▸ Problem: Can you rewrite the lines below with every "x-tick-label" renamed to "x-axis-tick", leaving the rest unchanged and omitting the pictures?

▸ Material for this exercise:
+--
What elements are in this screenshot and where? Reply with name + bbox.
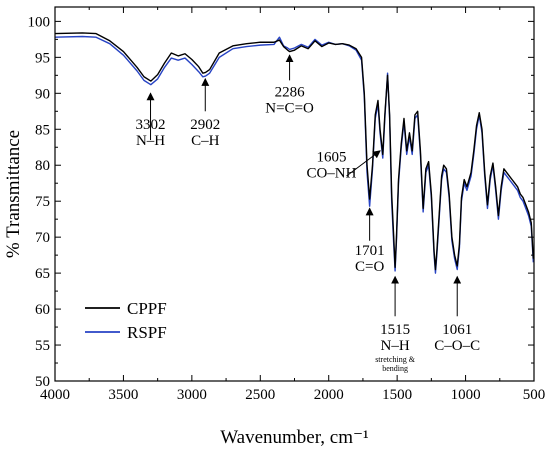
x-tick-label: 2500 [245, 387, 275, 403]
x-tick-label: 1500 [382, 387, 412, 403]
legend: CPPF RSPF [85, 299, 167, 342]
legend-label-cppf: CPPF [127, 299, 167, 318]
y-axis-label: % Transmittance [3, 130, 24, 258]
annotation-label: N–H [136, 133, 165, 149]
x-tick-label: 1000 [451, 387, 481, 403]
x-tick-label: 500 [523, 387, 546, 403]
y-tick-label: 80 [35, 158, 50, 174]
series-line-cppf [54, 32, 535, 271]
legend-label-rspf: RSPF [127, 323, 167, 342]
x-axis: 4000 3500 3000 2500 2000 1500 1000 500 [40, 7, 545, 403]
y-tick-label: 50 [35, 374, 50, 390]
y-tick-label: 60 [35, 302, 50, 318]
annotation-label: 2286 [275, 85, 306, 101]
annotation-label: C–H [191, 133, 220, 149]
x-axis-label: Wavenumber, cm⁻¹ [220, 427, 369, 448]
series-line-rspf [54, 35, 535, 274]
annotation-label: 1701 [355, 243, 385, 259]
y-tick-label: 75 [35, 194, 50, 210]
x-tick-label: 4000 [40, 387, 70, 403]
y-tick-label: 85 [35, 122, 50, 138]
annotation-sublabel: stretching & [375, 355, 416, 364]
y-tick-label: 90 [35, 86, 50, 102]
x-tick-label: 3500 [108, 387, 138, 403]
annotations: 3302N–H2902C–H2286N=C=O1605CO–NH1701C=O1… [136, 54, 480, 373]
annotation-label: 1515 [380, 322, 410, 338]
y-tick-label: 95 [35, 50, 50, 66]
y-tick-label: 55 [35, 338, 50, 354]
y-tick-label: 100 [28, 14, 51, 30]
annotation-label: 1605 [316, 150, 346, 166]
x-tick-label: 3000 [177, 387, 207, 403]
annotation-label: N=C=O [265, 101, 314, 117]
annotation-label: CO–NH [306, 166, 356, 182]
annotation-label: 1061 [442, 322, 472, 338]
annotation-label: 3302 [136, 117, 166, 133]
y-axis: 50 55 60 65 70 75 80 85 90 95 100 [28, 14, 534, 390]
y-tick-label: 65 [35, 266, 50, 282]
annotation-label: C=O [355, 259, 384, 275]
x-tick-label: 2000 [314, 387, 344, 403]
series-layer [54, 32, 535, 274]
annotation-label: 2902 [190, 117, 220, 133]
annotation-sublabel: bending [382, 364, 408, 373]
annotation-arrow [346, 150, 381, 177]
annotation-label: C–O–C [434, 338, 480, 354]
annotation-label: N–H [381, 338, 410, 354]
y-tick-label: 70 [35, 230, 50, 246]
+--
▸ The response:
What elements are in this screenshot and where? Reply with name + bbox.
x-axis-tick: 2500 [245, 387, 275, 403]
x-axis-tick: 1500 [382, 387, 412, 403]
legend: CPPF RSPF [85, 299, 167, 342]
legend-label-cppf: CPPF [127, 299, 167, 318]
y-axis-label: % Transmittance [3, 130, 24, 258]
annotation-label: N–H [136, 133, 165, 149]
x-axis-tick: 1000 [451, 387, 481, 403]
x-axis-tick: 500 [523, 387, 546, 403]
y-tick-label: 80 [35, 158, 50, 174]
series-line-cppf [54, 32, 535, 271]
legend-label-rspf: RSPF [127, 323, 167, 342]
x-axis: 4000 3500 3000 2500 2000 1500 1000 500 [40, 7, 545, 403]
y-tick-label: 50 [35, 374, 50, 390]
y-tick-label: 60 [35, 302, 50, 318]
annotation-label: 2286 [275, 85, 306, 101]
annotation-label: C–H [191, 133, 220, 149]
x-axis-label: Wavenumber, cm⁻¹ [220, 427, 369, 448]
series-line-rspf [54, 35, 535, 274]
annotation-label: 1701 [355, 243, 385, 259]
y-tick-label: 75 [35, 194, 50, 210]
x-axis-tick: 4000 [40, 387, 70, 403]
y-tick-label: 85 [35, 122, 50, 138]
annotation-sublabel: stretching & [375, 355, 416, 364]
y-tick-label: 90 [35, 86, 50, 102]
x-axis-tick: 3500 [108, 387, 138, 403]
annotations: 3302N–H2902C–H2286N=C=O1605CO–NH1701C=O1… [136, 54, 480, 373]
annotation-label: 1515 [380, 322, 410, 338]
y-tick-label: 95 [35, 50, 50, 66]
y-tick-label: 55 [35, 338, 50, 354]
y-tick-label: 100 [28, 14, 51, 30]
annotation-label: 1605 [316, 150, 346, 166]
x-axis-tick: 3000 [177, 387, 207, 403]
annotation-label: N=C=O [265, 101, 314, 117]
annotation-label: CO–NH [306, 166, 356, 182]
annotation-label: 1061 [442, 322, 472, 338]
annotation-label: 3302 [136, 117, 166, 133]
y-axis: 50 55 60 65 70 75 80 85 90 95 100 [28, 14, 534, 390]
y-tick-label: 65 [35, 266, 50, 282]
annotation-label: C=O [355, 259, 384, 275]
x-axis-tick: 2000 [314, 387, 344, 403]
series-layer [54, 32, 535, 274]
annotation-label: 2902 [190, 117, 220, 133]
annotation-sublabel: bending [382, 364, 408, 373]
annotation-arrow [346, 150, 381, 177]
annotation-label: C–O–C [434, 338, 480, 354]
annotation-label: N–H [381, 338, 410, 354]
y-tick-label: 70 [35, 230, 50, 246]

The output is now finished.